Instruction:
Gather all lines in the entries that include the word "during".
===== Data records
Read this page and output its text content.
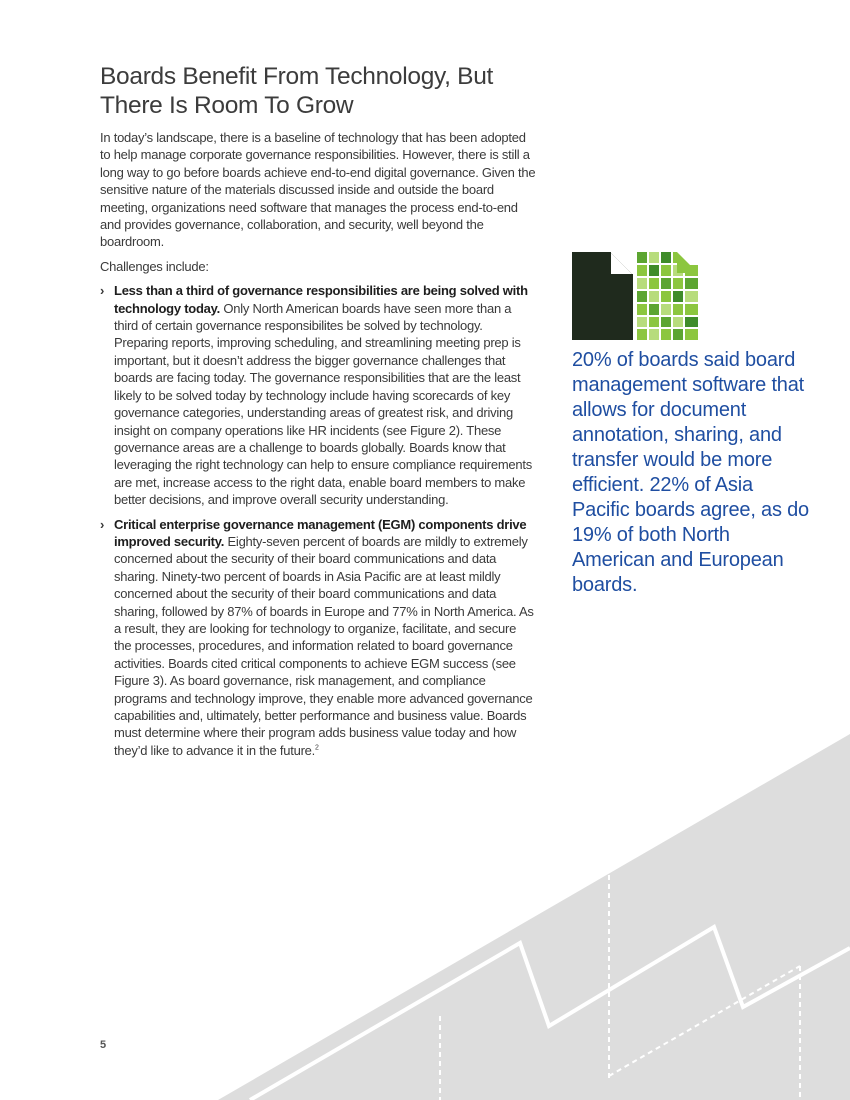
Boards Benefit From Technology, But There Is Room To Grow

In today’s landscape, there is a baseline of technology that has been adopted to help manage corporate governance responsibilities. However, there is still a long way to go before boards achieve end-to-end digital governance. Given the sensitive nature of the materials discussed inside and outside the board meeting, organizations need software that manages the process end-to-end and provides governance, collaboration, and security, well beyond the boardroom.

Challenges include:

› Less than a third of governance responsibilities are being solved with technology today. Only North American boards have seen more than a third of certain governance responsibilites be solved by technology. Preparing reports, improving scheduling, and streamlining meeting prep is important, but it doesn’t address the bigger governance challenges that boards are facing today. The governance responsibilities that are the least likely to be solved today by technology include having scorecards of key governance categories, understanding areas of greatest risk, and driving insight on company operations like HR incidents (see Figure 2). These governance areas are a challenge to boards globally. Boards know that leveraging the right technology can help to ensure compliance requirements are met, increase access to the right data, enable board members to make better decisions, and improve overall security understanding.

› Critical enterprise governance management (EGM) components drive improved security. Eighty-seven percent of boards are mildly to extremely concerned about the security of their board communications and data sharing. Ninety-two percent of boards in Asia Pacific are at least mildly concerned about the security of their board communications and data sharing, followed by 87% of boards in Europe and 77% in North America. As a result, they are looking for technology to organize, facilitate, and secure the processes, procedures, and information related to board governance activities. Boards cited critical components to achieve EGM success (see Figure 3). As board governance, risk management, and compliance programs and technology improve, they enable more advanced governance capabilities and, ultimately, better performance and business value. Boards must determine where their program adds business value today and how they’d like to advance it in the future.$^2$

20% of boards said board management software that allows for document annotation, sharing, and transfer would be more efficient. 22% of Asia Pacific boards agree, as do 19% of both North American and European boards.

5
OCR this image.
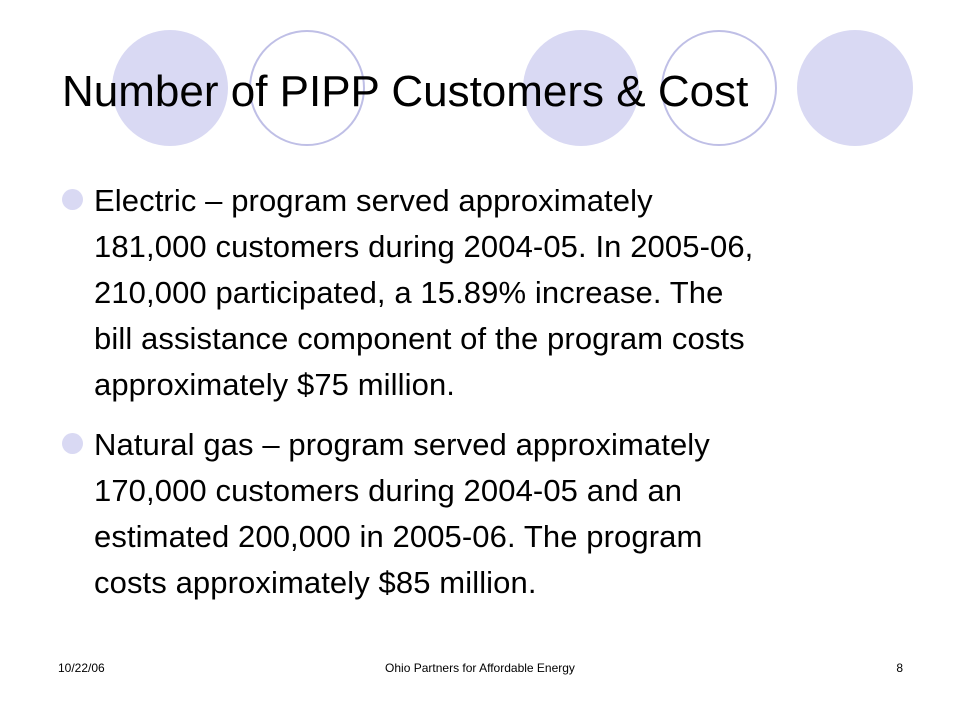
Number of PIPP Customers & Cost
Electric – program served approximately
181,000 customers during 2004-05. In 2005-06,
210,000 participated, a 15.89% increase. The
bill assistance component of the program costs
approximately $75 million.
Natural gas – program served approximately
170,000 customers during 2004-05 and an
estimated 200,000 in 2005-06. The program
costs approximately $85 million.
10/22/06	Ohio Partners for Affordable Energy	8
==========
Solution:
181,000 customers during 2004-05. In 2005-06,
170,000 customers during 2004-05 and an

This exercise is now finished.